- Also known as: JP Masterson
- Born: John Patrick Masterson October 13, 1974 (age 51) Brooklyn, New York, U.S.
- Origin: Bayside, New York
- Genres: Rap; dance; electronica; house; homo hop;
- Occupations: Rapper; songwriter; music producer;
- Instrument: Vocals
- Years active: 2007–present
- Labels: Bandoozle Beatz; The Orchard (company); Sony Music Entertainment; Interhit Records; Rockberry Records;
- Website: jipstaofficial.com

= Jipsta =

American rapper, songwriter, music producer (born 1974)

John Patrick Masterson (born October 13, 1974), known professionally as Jipsta, is an American rapper, songwriter, and music producer. Jipsta has released six studio albums: Bandoozle (2011), Turnt Up (2013), Ban2oozle (2017), "Swaggerific" (2019),"Year of the Tiger" (2021), and most recently "ORIGAMI"(2022). Jipsta's unique style of layering intricate lyrics over uptempo house music beats has resulted in seven consecutive appearances on the Billboard Dance Club Songs Chart since 2007 when his debut single "Don't Act Like You Don't Know" was released. Jipsta is also widely known for his genre-bending cover songs; the most popular of which is his cover version of "I Want Your Sex" by George Michael which reached No. 4 on the Billboard Dance Chart in 2009. Jipsta's notoriety increased significantly when he was asked to collaborate with RuPaul on the song "Sexy Drag Queen," which was heard regularly on the television program Rupaul's Drag Race. Jipsta is an openly gay man and has been in a relationship with his partner for nearly 20 years.

==Early life==

Born in Brooklyn, New York and raised in Queens, Jipsta is of Italian, Scottish, and Irish descent. Jipsta was raised in a single parent household. Jipsta cited his mother Patricia as the person who introduced him to and fostered his love of music. Jipsta went on to study music at Bayside High School (New York City), in Queens, where he was the Valedictorian of the 1992 graduating class. Other notable alumni of the performing arts high school include Olivia (singer), Action Bronson, and Mic Geronimo.

WORK REQUEST: Do these statements agree with the Jipsta profile above? Answer yes or no for each and quote the words that decide it. 1. Jipsta's cover of "I Want Your Sex" reached No. 4 on the Billboard Dance Chart. 2. Jipsta was raised in Brooklyn. 3. Jipsta was the valedictorian of his graduating class at Bayside High School.

INPUT DATA:
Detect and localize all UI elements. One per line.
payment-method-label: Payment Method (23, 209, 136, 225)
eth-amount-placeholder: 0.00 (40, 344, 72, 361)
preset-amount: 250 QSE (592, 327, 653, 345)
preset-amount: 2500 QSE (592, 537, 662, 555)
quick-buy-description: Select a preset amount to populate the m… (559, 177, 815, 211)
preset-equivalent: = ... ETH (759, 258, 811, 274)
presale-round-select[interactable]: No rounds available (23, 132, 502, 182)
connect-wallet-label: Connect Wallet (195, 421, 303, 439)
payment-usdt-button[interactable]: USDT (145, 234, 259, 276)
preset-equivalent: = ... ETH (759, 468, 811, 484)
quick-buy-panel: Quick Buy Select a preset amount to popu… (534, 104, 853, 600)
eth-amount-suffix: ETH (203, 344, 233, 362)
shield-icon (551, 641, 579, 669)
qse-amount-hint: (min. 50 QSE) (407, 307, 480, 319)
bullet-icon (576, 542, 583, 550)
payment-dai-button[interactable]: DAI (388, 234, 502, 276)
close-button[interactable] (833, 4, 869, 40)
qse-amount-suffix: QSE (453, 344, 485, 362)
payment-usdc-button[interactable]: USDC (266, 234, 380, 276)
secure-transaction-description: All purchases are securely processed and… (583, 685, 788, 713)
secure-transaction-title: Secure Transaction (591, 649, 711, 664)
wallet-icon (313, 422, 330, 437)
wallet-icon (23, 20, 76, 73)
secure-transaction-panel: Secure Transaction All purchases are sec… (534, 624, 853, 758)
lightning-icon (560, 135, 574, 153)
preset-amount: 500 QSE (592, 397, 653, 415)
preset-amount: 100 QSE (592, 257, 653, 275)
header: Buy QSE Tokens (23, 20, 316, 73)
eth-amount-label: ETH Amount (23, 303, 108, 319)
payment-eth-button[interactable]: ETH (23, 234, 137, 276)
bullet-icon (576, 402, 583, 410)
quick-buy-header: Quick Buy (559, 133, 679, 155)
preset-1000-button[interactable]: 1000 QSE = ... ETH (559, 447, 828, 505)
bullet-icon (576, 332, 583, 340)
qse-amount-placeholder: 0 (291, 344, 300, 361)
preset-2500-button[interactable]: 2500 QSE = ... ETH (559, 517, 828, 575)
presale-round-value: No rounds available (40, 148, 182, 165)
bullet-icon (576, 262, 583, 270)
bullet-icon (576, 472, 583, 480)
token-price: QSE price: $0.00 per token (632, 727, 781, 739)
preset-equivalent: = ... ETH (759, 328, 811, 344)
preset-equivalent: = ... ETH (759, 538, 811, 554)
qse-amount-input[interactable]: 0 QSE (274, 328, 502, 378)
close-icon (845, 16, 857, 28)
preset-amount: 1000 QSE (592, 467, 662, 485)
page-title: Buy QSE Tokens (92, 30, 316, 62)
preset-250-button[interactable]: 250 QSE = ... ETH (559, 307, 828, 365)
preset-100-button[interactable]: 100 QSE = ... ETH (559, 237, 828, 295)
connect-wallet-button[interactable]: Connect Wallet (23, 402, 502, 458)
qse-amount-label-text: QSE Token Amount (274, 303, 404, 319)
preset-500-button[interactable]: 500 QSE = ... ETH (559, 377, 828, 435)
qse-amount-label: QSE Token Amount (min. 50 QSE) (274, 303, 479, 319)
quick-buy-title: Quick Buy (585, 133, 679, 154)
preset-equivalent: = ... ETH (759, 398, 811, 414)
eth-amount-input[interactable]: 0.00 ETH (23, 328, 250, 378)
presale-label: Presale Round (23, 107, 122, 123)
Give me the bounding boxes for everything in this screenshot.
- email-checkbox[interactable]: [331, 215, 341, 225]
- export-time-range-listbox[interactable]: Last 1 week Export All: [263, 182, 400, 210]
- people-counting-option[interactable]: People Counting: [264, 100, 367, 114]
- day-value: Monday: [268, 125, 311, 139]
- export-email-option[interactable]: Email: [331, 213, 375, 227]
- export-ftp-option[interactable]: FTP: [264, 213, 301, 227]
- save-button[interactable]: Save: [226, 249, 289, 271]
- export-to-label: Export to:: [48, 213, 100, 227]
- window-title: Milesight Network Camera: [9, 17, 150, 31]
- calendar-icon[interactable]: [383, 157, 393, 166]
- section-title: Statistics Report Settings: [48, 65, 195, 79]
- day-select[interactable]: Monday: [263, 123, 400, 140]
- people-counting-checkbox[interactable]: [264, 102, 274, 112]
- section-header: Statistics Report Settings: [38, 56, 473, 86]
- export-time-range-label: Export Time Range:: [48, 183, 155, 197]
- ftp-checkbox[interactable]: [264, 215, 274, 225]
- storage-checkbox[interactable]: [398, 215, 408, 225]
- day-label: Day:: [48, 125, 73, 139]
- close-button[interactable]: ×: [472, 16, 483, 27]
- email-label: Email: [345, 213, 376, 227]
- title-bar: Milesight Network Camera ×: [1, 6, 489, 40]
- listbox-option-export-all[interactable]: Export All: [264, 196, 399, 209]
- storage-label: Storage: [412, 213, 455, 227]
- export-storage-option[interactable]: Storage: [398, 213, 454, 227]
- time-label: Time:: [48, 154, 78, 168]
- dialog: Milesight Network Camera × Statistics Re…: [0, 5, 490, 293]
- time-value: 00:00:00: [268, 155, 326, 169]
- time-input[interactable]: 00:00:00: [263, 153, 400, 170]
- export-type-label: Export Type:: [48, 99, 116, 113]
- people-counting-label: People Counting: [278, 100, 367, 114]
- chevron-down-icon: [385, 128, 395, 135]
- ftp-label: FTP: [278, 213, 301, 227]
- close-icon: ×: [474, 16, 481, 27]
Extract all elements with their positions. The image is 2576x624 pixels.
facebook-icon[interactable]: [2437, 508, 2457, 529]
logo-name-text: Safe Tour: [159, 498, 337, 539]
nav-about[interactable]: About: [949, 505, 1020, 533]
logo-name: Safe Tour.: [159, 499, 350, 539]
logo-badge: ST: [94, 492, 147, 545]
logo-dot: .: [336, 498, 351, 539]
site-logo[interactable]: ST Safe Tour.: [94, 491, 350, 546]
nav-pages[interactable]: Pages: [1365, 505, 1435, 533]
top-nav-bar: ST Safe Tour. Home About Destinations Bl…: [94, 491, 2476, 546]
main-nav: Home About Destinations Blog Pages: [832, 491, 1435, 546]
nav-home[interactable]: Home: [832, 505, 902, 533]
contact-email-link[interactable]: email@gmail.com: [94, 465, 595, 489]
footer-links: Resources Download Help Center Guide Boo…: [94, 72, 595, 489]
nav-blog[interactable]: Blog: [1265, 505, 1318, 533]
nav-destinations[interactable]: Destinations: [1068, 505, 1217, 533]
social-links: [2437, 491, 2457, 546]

OUTPUT OF THE EXERCISE:
1. Yes: "reached No. 4 on the Billboard Dance Chart in 2009"
2. No: "Born in Brooklyn, New York and raised in Queens"
3. Yes: "where he was the Valedictorian of the 1992 graduating class"